(Stored items)
START

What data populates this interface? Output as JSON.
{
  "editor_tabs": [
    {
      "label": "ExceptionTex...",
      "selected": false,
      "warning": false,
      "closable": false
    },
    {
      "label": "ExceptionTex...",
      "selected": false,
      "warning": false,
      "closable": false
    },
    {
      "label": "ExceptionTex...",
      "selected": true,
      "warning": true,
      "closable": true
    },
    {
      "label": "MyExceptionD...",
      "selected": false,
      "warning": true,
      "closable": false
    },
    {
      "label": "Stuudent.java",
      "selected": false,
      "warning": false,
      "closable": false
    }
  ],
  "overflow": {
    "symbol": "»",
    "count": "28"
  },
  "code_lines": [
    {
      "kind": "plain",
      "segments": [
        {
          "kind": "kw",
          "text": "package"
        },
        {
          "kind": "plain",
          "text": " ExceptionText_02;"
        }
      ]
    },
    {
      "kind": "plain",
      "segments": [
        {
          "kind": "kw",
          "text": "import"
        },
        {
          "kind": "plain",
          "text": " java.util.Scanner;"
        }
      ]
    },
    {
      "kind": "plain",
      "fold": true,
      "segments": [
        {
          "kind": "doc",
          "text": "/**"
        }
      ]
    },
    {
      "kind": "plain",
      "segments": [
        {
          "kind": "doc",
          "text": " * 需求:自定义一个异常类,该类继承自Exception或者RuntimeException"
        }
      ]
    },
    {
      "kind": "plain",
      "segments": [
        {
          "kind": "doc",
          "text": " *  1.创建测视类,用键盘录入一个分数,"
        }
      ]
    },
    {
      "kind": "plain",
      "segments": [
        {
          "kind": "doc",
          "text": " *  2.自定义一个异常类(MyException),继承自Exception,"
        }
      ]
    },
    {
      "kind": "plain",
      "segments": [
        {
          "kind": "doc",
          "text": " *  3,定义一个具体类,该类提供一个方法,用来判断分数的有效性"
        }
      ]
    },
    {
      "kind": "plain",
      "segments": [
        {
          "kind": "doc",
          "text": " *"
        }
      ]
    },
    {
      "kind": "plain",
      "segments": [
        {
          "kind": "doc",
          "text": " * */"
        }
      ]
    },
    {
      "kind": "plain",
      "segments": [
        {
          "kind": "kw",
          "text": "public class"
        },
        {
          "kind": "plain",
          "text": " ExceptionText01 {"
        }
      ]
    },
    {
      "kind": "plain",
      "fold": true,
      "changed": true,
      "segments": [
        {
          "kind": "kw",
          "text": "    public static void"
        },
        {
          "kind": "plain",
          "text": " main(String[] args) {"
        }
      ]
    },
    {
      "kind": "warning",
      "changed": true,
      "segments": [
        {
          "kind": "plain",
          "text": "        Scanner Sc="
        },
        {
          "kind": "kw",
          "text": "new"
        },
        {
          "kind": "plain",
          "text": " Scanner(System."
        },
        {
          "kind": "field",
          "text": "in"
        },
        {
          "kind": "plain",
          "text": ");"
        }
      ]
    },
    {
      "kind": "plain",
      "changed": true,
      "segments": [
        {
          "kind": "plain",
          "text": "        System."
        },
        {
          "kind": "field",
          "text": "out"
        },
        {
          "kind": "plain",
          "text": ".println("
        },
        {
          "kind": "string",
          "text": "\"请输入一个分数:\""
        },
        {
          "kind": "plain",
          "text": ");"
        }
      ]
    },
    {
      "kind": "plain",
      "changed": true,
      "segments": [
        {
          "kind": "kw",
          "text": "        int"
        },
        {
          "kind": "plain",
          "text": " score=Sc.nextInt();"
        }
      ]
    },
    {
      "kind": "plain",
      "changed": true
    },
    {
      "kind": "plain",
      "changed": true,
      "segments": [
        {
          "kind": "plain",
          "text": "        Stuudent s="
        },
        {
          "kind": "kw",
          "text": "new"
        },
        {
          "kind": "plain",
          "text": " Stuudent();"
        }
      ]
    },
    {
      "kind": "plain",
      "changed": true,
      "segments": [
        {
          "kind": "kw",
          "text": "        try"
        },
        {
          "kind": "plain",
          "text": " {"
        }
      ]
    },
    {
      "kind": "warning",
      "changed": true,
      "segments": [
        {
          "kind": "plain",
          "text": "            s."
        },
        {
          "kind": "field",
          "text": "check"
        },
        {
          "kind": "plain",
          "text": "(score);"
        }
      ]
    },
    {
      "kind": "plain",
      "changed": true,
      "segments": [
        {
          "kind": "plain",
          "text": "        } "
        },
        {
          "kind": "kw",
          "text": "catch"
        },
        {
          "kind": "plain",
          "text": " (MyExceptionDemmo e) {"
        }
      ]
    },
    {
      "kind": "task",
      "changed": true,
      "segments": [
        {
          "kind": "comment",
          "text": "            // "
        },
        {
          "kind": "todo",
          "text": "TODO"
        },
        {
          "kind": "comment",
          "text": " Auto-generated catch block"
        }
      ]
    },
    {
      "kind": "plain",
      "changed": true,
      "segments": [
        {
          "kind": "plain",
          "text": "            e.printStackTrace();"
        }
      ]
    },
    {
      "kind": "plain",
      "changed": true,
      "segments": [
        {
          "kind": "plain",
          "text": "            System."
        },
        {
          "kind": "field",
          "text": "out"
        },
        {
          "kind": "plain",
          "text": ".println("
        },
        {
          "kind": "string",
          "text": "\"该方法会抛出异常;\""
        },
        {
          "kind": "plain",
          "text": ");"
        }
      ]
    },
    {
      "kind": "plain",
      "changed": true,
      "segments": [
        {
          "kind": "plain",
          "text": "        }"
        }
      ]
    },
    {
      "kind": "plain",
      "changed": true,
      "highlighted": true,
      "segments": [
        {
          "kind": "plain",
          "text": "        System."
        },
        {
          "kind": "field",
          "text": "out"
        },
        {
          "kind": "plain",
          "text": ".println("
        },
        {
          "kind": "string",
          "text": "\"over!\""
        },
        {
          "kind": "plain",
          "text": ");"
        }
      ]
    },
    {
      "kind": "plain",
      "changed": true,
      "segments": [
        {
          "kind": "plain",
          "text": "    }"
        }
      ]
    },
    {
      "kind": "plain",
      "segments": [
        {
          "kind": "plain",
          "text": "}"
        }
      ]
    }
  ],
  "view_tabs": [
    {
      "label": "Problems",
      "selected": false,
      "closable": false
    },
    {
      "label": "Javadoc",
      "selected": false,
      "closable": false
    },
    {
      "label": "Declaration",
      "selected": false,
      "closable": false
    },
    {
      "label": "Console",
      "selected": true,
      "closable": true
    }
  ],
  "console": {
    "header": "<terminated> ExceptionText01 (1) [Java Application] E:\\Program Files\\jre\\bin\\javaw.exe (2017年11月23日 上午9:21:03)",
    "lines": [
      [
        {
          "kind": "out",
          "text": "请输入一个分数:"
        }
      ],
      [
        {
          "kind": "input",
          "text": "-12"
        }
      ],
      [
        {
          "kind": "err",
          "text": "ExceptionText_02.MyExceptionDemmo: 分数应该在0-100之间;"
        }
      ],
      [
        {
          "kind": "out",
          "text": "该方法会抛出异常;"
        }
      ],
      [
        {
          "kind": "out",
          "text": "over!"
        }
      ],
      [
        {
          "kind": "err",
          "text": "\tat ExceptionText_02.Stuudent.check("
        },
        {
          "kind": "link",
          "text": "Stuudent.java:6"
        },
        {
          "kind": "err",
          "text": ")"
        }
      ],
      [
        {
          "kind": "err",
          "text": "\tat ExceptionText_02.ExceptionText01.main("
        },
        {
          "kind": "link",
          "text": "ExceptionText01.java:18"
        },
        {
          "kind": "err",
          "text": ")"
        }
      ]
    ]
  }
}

END

[THE PROBLEM] What is the number of lines in the listing that include the word "自定义一个异常类"? Give that number and nothing else.

[SOLUTION TO THIS TASK] 2